Data items
☆ ☆ ☆ ☆
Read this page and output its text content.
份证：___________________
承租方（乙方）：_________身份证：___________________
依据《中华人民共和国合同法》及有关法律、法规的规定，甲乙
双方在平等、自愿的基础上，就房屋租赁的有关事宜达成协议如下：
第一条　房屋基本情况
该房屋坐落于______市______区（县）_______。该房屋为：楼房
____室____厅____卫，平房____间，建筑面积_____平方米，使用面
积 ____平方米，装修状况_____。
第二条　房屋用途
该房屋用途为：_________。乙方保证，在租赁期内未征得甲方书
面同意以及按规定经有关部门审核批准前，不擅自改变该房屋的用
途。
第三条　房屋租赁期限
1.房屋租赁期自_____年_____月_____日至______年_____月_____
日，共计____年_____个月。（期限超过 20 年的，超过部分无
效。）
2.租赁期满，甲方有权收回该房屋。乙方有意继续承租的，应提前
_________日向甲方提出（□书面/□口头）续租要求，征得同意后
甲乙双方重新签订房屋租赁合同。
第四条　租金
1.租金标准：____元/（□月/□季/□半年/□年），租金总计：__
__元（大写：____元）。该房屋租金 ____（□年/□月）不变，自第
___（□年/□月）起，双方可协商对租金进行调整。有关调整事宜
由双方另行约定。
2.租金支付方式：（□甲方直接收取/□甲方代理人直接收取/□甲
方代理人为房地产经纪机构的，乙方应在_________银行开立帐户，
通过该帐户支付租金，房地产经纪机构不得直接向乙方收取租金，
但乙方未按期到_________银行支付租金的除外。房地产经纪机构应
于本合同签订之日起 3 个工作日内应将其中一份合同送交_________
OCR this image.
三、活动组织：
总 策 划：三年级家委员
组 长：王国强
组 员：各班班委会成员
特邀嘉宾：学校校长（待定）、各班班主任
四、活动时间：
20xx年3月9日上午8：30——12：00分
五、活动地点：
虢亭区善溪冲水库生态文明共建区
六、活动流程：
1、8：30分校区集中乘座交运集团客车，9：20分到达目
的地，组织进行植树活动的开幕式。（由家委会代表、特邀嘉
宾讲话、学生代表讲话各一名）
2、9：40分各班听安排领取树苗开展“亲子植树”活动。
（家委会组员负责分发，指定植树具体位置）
☆ ☆ ☆ ☆
• **Exercise**
Scan the data above and copy every line with "this" in it.

• **Finished answer**
Read this page and output its text content.
OCR this image.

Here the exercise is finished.